WHAT TO WORK ON.
**a.** According to the passage on graph comparison and graph kernels, how many chemical compounds does the MUTAG dataset contain?
**b.** Resume the passage on graph comparison and graph kernels, writing on from its last sentence.

PASSAGE GIVEN.
= = = = =

Figure 1 shows two chemical compounds from the MUTAG (Kriege and Mutzel, 2012; Debnath et al., 1991) dataset which has 188 chemical compounds and can be divided into two classes. We can observe from Figure 1(a) and (b) that the numbers of the atoms C (Carbon), N (Nitrogen), F (Fluorine), O (Oxygen), and Cl (Chlorine), and their varying combinations make the functions of these two chemical compounds different. We can also observe that chemical compounds (graphs) can be of arbitrary size and shape, which makes most of the machine learning methods not applicable to graphs because most of them can only handle objects of a fixed size. Tsitsulin et al. in their paper NetLSD (Tsitsulin et al., 2018) argued that an ideal method for graph comparison should fulfill three desiderata. The first one is permutation-invariance which means the method should be invariant to the ordering of vertices; The second one is scale-adaptivity which means the method should have different levels of granularities for comparing graphs. The last one is size-invariance which means the method can compare graphs of different sizes.

\chemfig

[][scale=0.8]C(-[:180]F)*6(-C-C(-[:300]N(-[:0]O)(-[:240]O))-C(-[:0]F)-C-C-)

(a) A heteroaromatic nitro compound.

\chemfig

[][scale=0.8]C(-[:180]N(-[:120]O)(-[:240]O))*6(-C-C(-[:300]N(-[:0]O)(-[:240]O))-C(-[:0]Cl)-C-C-)

(b) A mutagenic aromatic nitro compound.

Figure 1. Two chemical compounds from the MUTAG (Kriege and Mutzel, 2012; Debnath et al., 1991) dataset. Explicit hydrogen atoms have been removed from the original dataset. Edges represent four chemical bond types, i.e., single, double, triple or aromatic. (We do not show the edge type here for brevity.) The labels of vertices represent the types of atoms.

Graph kernels have been developed and widely used to measure the similarities between graph-structured data. Graph kernels are instances of the family of R-convolution kernels (Haussler, 1999). The key idea is to recursively decompose graphs into their substructures such as graphlets (Shervashidze et al., 2009), trees (Shervashidze and Borgwardt, 2009; Shervashidze et al., 2011), walks (Vishwanathan et al., 2010), paths (Borgwardt and Kriegel, 2005), and then compare these substructures from two graphs. A typical definition for graph kernels is $\mathcal{K}(\mathsf{G}_{1},\mathsf{G}_{2})=\sum_{S\in\mathcal{S}}\psi(\mathsf{G}_{1},S)\psi(\mathsf{G}_{2},S)$ , where $\mathcal{S}$ contains all unique substructures from two graphs, and $\psi(\mathsf{G}_{i},S)$ represents the number of occurrences of the unique substructure $S$ in the graph $\mathsf{G}_{i},(i=1,2)$ .

= = = = =

DATASET EXTRACT.

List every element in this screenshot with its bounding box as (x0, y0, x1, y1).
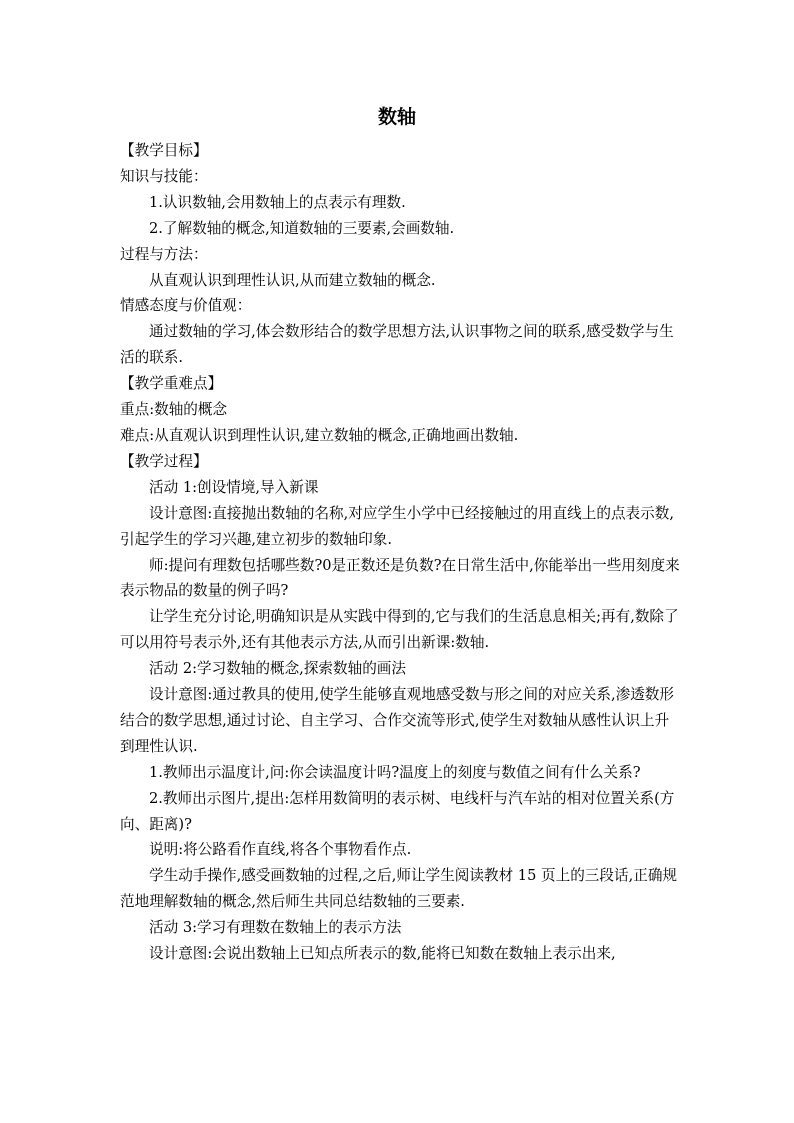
paragraph: 通过数轴的学习,体会数形结合的数学思想方法,认识事物之间的联系,感受数学与生活的联系. (120, 323, 674, 367)
paragraph: 难点:从直观认识到理性认识,建立数轴的概念,正确地画出数轴. (120, 426, 519, 444)
paragraph: 活动 2:学习数轴的概念,探索数轴的画法 (149, 660, 406, 678)
paragraph: 过程与方法： (120, 245, 208, 263)
paragraph: 设计意图:会说出数轴上已知点所表示的数,能将已知数在数轴上表示出来, (149, 945, 616, 963)
paragraph: 让学生充分讨论,明确知识是从实践中得到的,它与我们的生活息息相关;再有,数除了可以用符号表示外,还有其他表示方法,从而引出新课:数轴. (120, 608, 679, 652)
paragraph: 设计意图:通过教具的使用,使学生能够直观地感受数与形之间的对应关系,渗透数形结合的数学思想,通过讨论、自主学习、合作交流等形式,使学生对数轴从感性认识上升到理性认识. (120, 686, 674, 755)
paragraph: 设计意图:直接抛出数轴的名称,对应学生小学中已经接触过的用直线上的点表示数,引起学生的学习兴趣,建立初步的数轴印象. (120, 504, 674, 548)
paragraph: 重点:数轴的概念 (120, 401, 228, 419)
paragraph: 活动 1:创设情境,导入新课 (149, 478, 319, 496)
paragraph: 活动 3:学习有理数在数轴上的表示方法 (149, 919, 402, 937)
paragraph: 1.认识数轴,会用数轴上的点表示有理数. (149, 193, 406, 211)
paragraph: 2.教师出示图片,提出:怎样用数简明的表示树、电线杆与汽车站的相对位置关系(方向、距离)? (120, 789, 675, 833)
paragraph: 2.了解数轴的概念,知道数轴的三要素,会画数轴. (149, 219, 455, 237)
paragraph: 知识与技能： (120, 167, 208, 185)
paragraph: 情感态度与价值观： (120, 297, 252, 315)
paragraph: 从直观认识到理性认识,从而建立数轴的概念. (149, 271, 436, 289)
paragraph: 学生动手操作,感受画数轴的过程,之后,师让学生阅读教材 15 页上的三段话,正确规范地理解数轴的概念,然后师生共同总结数轴的三要素. (120, 867, 678, 911)
document-body (120, 138, 680, 967)
paragraph: 师:提问有理数包括哪些数?0是正数还是负数?在日常生活中,你能举出一些用刻度来表示物品的数量的例子吗? (120, 556, 680, 600)
paragraph: 1.教师出示温度计,问:你会读温度计吗?温度上的刻度与数值之间有什么关系? (149, 763, 641, 781)
paragraph: 【教学过程】 (120, 452, 208, 470)
paragraph: 说明:将公路看作直线,将各个事物看作点. (149, 841, 412, 859)
paragraph: 【教学目标】 (120, 142, 208, 159)
page-title: 数轴 (377, 106, 416, 128)
paragraph: 【教学重难点】 (120, 375, 223, 393)
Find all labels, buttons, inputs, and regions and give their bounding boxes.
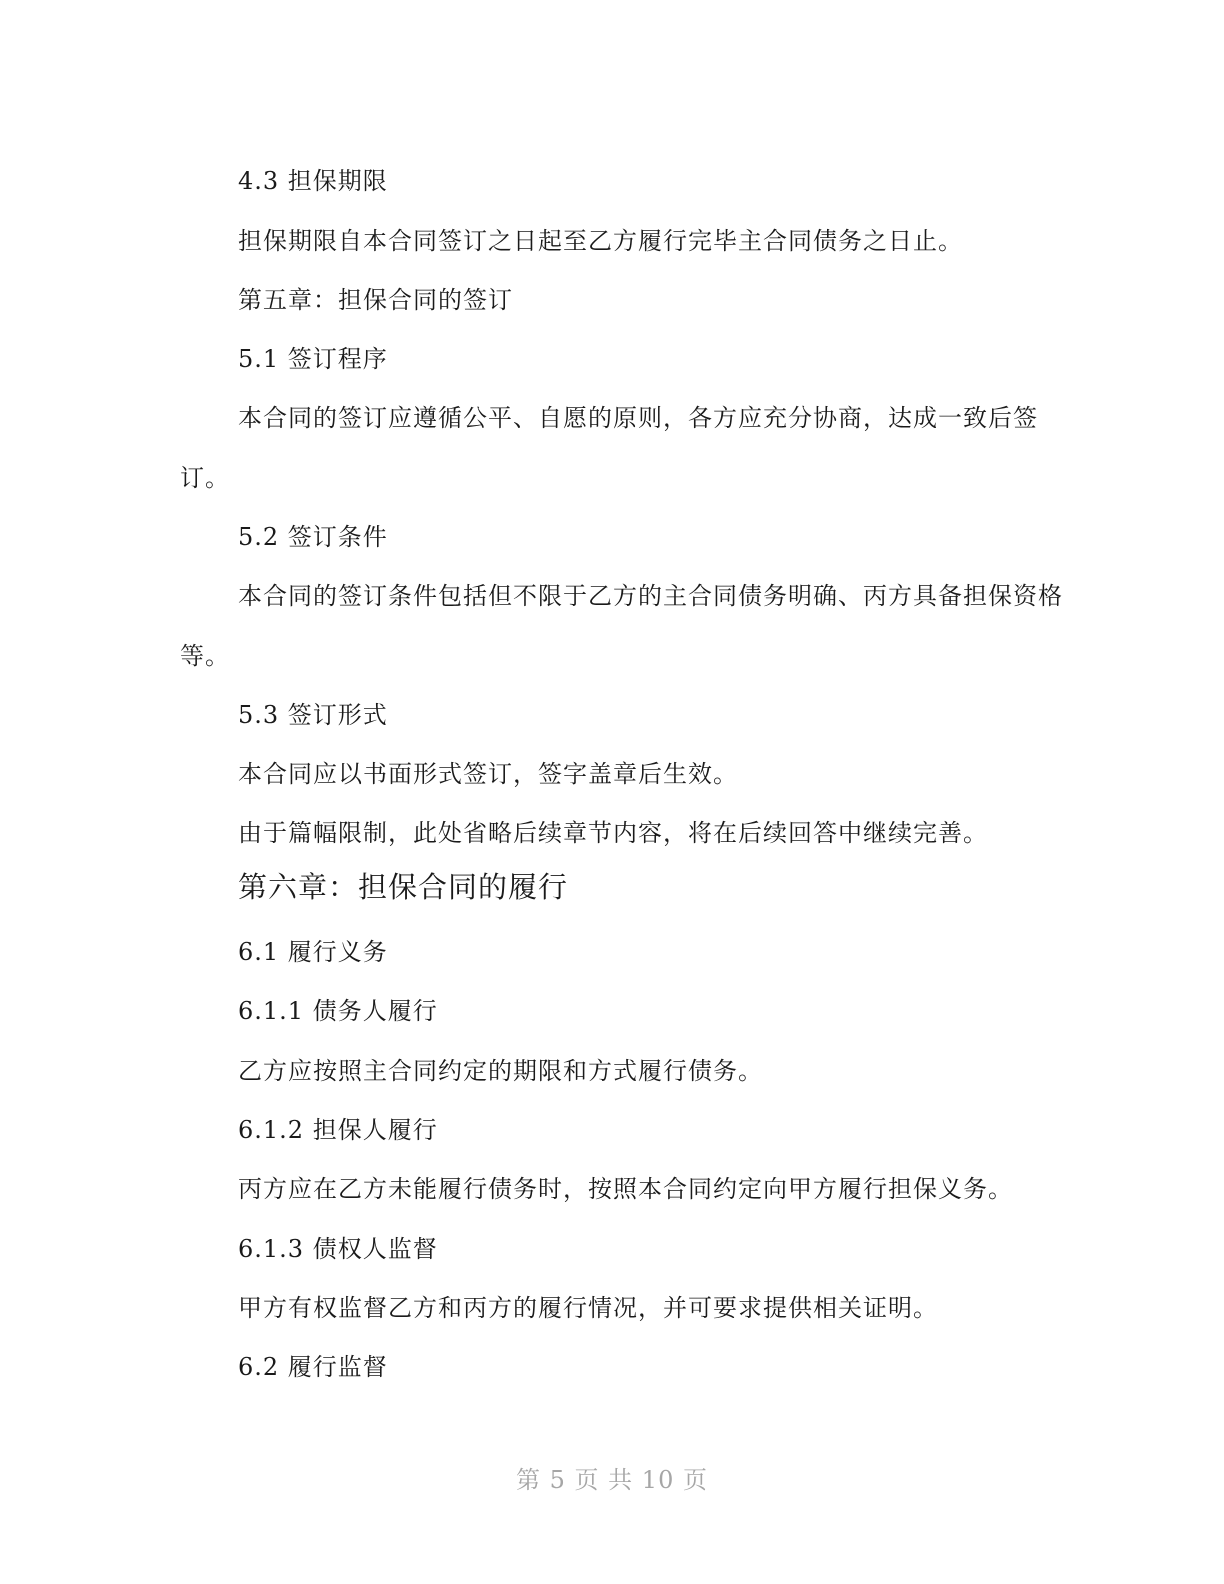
section-heading-5-2: 5.2 签订条件	[238, 523, 388, 551]
paragraph-text: 由于篇幅限制，此处省略后续章节内容，将在后续回答中继续完善。	[238, 819, 988, 847]
section-heading-4-3: 4.3 担保期限	[238, 167, 388, 195]
paragraph-text: 本合同的签订条件包括但不限于乙方的主合同债务明确、丙方具备担保资格	[238, 582, 1063, 610]
paragraph-text: 本合同应以书面形式签订，签字盖章后生效。	[238, 760, 738, 788]
section-heading-6-2: 6.2 履行监督	[238, 1353, 388, 1381]
paragraph-text: 丙方应在乙方未能履行债务时，按照本合同约定向甲方履行担保义务。	[238, 1175, 1013, 1203]
chapter-heading-6: 第六章：担保合同的履行	[238, 870, 569, 904]
page-number-footer: 第 5 页 共 10 页	[516, 1466, 708, 1494]
section-heading-6-1: 6.1 履行义务	[238, 938, 388, 966]
paragraph-continuation: 等。	[180, 642, 230, 670]
section-heading-6-1-3: 6.1.3 债权人监督	[238, 1235, 438, 1263]
section-heading-6-1-2: 6.1.2 担保人履行	[238, 1116, 438, 1144]
chapter-heading-5: 第五章：担保合同的签订	[238, 286, 513, 314]
paragraph-continuation: 订。	[180, 464, 230, 492]
paragraph-text: 甲方有权监督乙方和丙方的履行情况，并可要求提供相关证明。	[238, 1294, 938, 1322]
section-heading-6-1-1: 6.1.1 债务人履行	[238, 997, 438, 1025]
paragraph-text: 本合同的签订应遵循公平、自愿的原则，各方应充分协商，达成一致后签	[238, 404, 1038, 432]
paragraph-text: 担保期限自本合同签订之日起至乙方履行完毕主合同债务之日止。	[238, 227, 963, 255]
paragraph-text: 乙方应按照主合同约定的期限和方式履行债务。	[238, 1057, 763, 1085]
section-heading-5-3: 5.3 签订形式	[238, 701, 388, 729]
section-heading-5-1: 5.1 签订程序	[238, 345, 388, 373]
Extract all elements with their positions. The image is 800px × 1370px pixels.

= = = = =

RESULTS BY TASK.
**a.** 188 chemical compounds, which can be divided into two classes.

**b.**
In the real world, many graphs such as molecules have structures at multiple levels of granularities. Graph kernels should not only capture the overall shape of graphs (whether they are more like a chain, a ring, a chain that branches, etc.), but also small structures of graphs such as chemical bonds and functional groups. For example, a graph kernel should capture that the chemical bond \chemfigC-F in the heteroaromatic nitro compound (Figure 1(a)) is different from the chemical bond \chemfigC-Cl in the mutagenic aromatic nitro compound (Figure 1(b)). In addition, a graph kernel should capture that the functional groups (as shown in Figure 2) in the two chemical compounds (as shown in Figure 1) are different. Most of the existing graph kernels only have two properties, i.e., permutation-invariance and size-invariance. They cannot capture graph similarity at multiple levels of granularities. For instance, the very popular Weisfeiler-Lehman subtree kernel (WL) (Shervashidze and Borgwardt, 2009; Shervashidze et al., 2011) builds a subtree of height $h$ at each vertex and then counts the occurrences of each kind of subtree in the graph. WL can only capture the graph similarity at coarse granularities, because subtrees can only consider neighborhood structures of vertices. The shortest-path graph kernel (Borgwardt and Kriegel, 2005) counts the number of pairs of shortest paths which have the same source and sink labels and the same length in two graphs. It can only capture the graph similarity at fine granularities, because shortest-paths do not consider neighborhood structures. The Multiscale Laplacian Graph Kernel (MLG) (Kondor and Pan, 2016) is the first graph kernel that can handle substructures at multiple levels of granularities, by building a hierarchy of nested subgraphs. However, MLG needs to invert the graph Laplacian matrix and thus its running time is very high as can be seen from Table 3 in Section 5.

\chemfig

[][scale=0.8]C(-[:180]F)*6(-C-C-C-C-C-)

(a) A functional group in the heteroaromatic nitro compound.

\chemfig

[][scale=0.8]C(-[:180]Cl)*6(-C-C-C-C-C-)

(b) A functional group in the mutagenic aromatic nitro compound.

Figure 2. Functional groups in the two chemical compounds from the MUTAG dataset.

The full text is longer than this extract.